Report every line from the material that contains the word "участника".

> **Materials provided**

_ _ _ _ _

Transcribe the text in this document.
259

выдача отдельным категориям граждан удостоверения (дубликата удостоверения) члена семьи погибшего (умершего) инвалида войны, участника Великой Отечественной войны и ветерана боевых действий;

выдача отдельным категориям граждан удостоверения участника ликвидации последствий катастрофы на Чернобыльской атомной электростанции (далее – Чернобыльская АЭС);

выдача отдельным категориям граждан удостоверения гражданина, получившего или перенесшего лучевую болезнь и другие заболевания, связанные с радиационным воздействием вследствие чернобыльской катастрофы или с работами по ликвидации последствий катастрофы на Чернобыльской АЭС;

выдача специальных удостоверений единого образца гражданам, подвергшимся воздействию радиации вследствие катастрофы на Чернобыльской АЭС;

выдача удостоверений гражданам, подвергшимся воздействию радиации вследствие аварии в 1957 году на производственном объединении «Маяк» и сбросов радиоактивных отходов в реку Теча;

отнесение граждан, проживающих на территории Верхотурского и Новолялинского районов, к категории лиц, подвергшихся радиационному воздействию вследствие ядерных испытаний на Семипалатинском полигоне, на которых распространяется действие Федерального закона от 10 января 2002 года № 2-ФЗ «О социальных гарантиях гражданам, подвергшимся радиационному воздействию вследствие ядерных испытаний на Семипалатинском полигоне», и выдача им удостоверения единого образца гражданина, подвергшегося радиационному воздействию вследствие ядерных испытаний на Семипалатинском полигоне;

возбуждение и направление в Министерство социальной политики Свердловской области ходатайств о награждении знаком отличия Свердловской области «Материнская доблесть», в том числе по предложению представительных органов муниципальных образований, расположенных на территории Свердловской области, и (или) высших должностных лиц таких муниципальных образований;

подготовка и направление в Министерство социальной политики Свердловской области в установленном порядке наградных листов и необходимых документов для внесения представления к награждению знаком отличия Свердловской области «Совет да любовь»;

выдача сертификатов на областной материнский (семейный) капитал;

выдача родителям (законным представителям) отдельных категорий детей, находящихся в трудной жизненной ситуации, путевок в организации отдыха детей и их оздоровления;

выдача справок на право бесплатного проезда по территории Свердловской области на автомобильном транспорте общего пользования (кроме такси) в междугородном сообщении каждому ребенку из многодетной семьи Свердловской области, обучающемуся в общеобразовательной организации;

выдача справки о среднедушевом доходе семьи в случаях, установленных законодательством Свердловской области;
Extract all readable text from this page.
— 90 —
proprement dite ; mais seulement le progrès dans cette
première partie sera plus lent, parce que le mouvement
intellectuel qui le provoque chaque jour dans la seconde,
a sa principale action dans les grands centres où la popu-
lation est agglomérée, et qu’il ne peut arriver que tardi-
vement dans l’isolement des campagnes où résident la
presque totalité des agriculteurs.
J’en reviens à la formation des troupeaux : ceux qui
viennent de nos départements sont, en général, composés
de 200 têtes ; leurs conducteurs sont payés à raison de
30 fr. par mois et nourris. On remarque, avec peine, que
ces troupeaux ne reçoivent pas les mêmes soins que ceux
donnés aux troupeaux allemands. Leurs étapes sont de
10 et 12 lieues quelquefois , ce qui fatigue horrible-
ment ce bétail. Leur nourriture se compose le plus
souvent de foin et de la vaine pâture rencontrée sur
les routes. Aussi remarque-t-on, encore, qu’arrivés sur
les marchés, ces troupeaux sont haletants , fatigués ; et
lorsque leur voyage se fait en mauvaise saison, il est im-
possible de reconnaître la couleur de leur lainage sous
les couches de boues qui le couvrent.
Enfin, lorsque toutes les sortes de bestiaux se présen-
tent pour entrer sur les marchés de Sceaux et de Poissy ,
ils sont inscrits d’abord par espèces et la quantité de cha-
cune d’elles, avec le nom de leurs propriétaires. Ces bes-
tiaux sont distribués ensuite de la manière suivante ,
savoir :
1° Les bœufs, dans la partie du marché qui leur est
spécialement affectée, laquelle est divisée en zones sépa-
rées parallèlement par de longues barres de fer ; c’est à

_ _ _ _ _

> **Result of the exercise**
выдача отдельным категориям граждан удостоверения (дубликата удостоверения) члена семьи погибшего (умершего) инвалида войны, участника Великой Отечественной войны и ветерана боевых действий;
выдача отдельным категориям граждан удостоверения участника ликвидации последствий катастрофы на Чернобыльской атомной электростанции (далее – Чернобыльская АЭС);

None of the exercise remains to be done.